(Entries taken from a collection)
##############################

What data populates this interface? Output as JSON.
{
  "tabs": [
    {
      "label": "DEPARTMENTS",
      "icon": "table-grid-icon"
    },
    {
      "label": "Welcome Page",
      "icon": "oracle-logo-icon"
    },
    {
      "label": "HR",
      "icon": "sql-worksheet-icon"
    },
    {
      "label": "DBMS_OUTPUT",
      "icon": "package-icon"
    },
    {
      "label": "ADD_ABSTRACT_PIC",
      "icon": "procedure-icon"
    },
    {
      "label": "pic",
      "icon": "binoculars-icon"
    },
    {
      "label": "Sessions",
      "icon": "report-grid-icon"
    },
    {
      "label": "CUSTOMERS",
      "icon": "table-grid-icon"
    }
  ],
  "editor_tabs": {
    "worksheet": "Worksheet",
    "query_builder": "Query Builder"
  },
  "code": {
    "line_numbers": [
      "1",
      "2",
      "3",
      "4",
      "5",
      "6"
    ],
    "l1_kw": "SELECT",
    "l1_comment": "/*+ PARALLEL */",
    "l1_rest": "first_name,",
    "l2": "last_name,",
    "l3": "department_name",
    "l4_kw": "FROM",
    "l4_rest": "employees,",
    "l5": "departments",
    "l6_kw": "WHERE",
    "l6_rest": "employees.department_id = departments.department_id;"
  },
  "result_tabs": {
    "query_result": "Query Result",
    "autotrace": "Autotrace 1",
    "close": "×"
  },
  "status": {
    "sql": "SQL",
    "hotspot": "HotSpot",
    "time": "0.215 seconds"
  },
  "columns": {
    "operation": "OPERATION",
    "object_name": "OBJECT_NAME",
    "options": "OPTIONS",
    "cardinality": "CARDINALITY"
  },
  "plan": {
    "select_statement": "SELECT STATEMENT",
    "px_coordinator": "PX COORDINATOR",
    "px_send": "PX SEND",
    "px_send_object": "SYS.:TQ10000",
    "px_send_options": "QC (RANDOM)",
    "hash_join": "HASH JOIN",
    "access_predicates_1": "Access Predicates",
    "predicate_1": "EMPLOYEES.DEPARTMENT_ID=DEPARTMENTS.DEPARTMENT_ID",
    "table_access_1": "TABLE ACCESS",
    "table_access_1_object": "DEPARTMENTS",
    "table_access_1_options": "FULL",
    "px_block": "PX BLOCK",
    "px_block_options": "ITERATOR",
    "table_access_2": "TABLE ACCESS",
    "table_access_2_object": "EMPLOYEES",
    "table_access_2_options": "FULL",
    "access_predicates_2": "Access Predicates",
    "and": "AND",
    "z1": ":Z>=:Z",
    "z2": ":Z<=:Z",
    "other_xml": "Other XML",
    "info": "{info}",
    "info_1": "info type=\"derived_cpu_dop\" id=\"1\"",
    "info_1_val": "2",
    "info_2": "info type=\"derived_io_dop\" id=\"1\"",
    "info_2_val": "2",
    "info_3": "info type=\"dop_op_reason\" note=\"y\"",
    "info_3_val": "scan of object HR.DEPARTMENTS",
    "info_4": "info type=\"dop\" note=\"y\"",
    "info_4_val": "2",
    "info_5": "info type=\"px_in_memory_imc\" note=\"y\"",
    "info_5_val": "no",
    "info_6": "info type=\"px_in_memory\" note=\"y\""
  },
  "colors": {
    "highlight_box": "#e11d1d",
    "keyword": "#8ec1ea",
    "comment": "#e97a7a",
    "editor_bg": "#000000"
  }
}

##############################

**Request:**
Wherever "type" shows up in a line, copy that line.

**Problem solution:**
    "info_1": "info type=\"derived_cpu_dop\" id=\"1\"",
    "info_2": "info type=\"derived_io_dop\" id=\"1\"",
    "info_3": "info type=\"dop_op_reason\" note=\"y\"",
    "info_4": "info type=\"dop\" note=\"y\"",
    "info_5": "info type=\"px_in_memory_imc\" note=\"y\"",
    "info_6": "info type=\"px_in_memory\" note=\"y\""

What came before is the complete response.